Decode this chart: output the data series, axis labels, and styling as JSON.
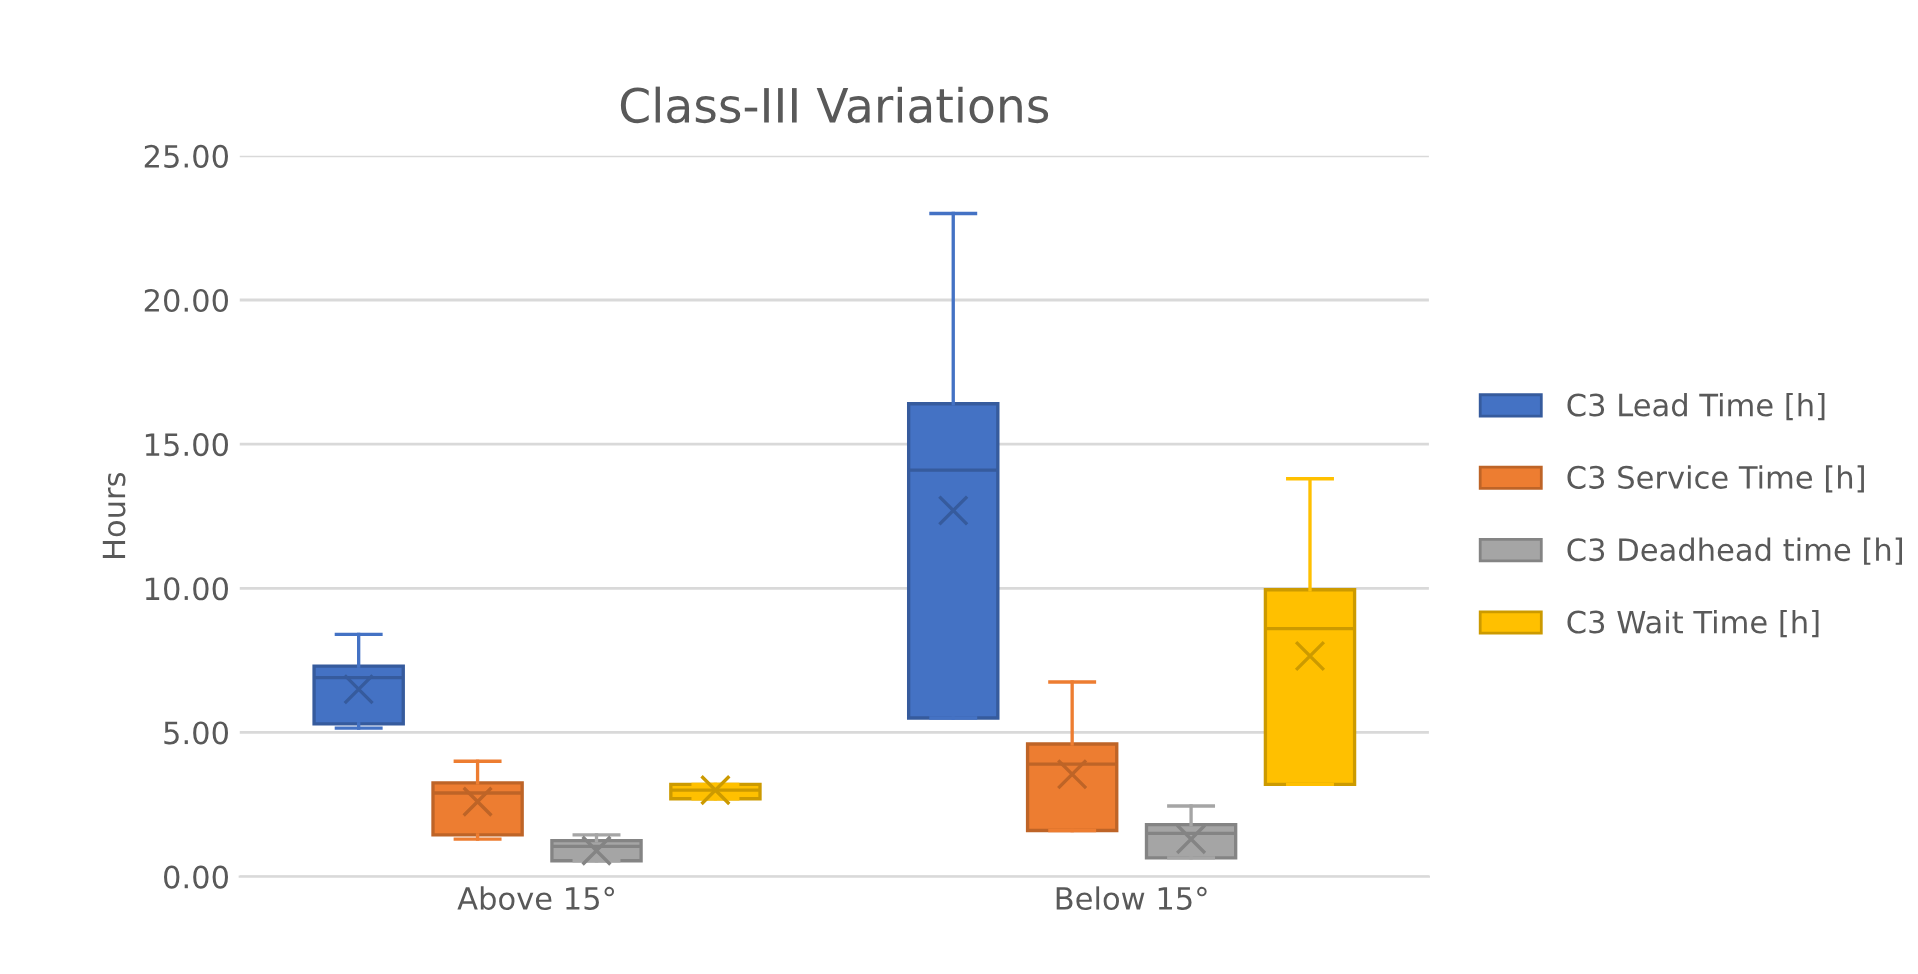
{
  "chart_data": {
    "type": "box",
    "title": "Class-III Variations",
    "ylabel": "Hours",
    "categories": [
      "Above 15°",
      "Below 15°"
    ],
    "ylim": [
      0,
      25
    ],
    "yticks": [
      {
        "value": 0,
        "label": "0.00"
      },
      {
        "value": 5,
        "label": "5.00"
      },
      {
        "value": 10,
        "label": "10.00"
      },
      {
        "value": 15,
        "label": "15.00"
      },
      {
        "value": 20,
        "label": "20.00"
      },
      {
        "value": 25,
        "label": "25.00"
      }
    ],
    "grid": "y",
    "legend": "right",
    "series": [
      {
        "name": "C3 Lead Time [h]",
        "color": "#4472c4",
        "boxes": [
          {
            "low": 5.15,
            "q1": 5.3,
            "median": 6.9,
            "q3": 7.3,
            "high": 8.4,
            "mean": 6.5
          },
          {
            "low": 5.5,
            "q1": 5.5,
            "median": 14.1,
            "q3": 16.4,
            "high": 23.0,
            "mean": 12.7
          }
        ]
      },
      {
        "name": "C3 Service Time [h]",
        "color": "#ed7d31",
        "boxes": [
          {
            "low": 1.3,
            "q1": 1.45,
            "median": 2.9,
            "q3": 3.25,
            "high": 4.0,
            "mean": 2.6
          },
          {
            "low": 1.6,
            "q1": 1.6,
            "median": 3.9,
            "q3": 4.6,
            "high": 6.75,
            "mean": 3.55
          }
        ]
      },
      {
        "name": "C3 Deadhead time [h]",
        "color": "#a5a5a5",
        "boxes": [
          {
            "low": 0.55,
            "q1": 0.55,
            "median": 1.05,
            "q3": 1.25,
            "high": 1.45,
            "mean": 0.9
          },
          {
            "low": 0.65,
            "q1": 0.65,
            "median": 1.5,
            "q3": 1.8,
            "high": 2.45,
            "mean": 1.3
          }
        ]
      },
      {
        "name": "C3 Wait Time [h]",
        "color": "#ffc000",
        "boxes": [
          {
            "low": 2.7,
            "q1": 2.7,
            "median": 3.0,
            "q3": 3.2,
            "high": 3.2,
            "mean": 3.0
          },
          {
            "low": 3.2,
            "q1": 3.2,
            "median": 8.6,
            "q3": 9.95,
            "high": 13.8,
            "mean": 7.65
          }
        ]
      }
    ]
  }
}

**WHAT IS EXPECTED**
List every line in the records above that contains the word "name".

**WRITTEN SOLUTION**
        "name": "C3 Lead Time [h]",
        "name": "C3 Service Time [h]",
        "name": "C3 Deadhead time [h]",
        "name": "C3 Wait Time [h]",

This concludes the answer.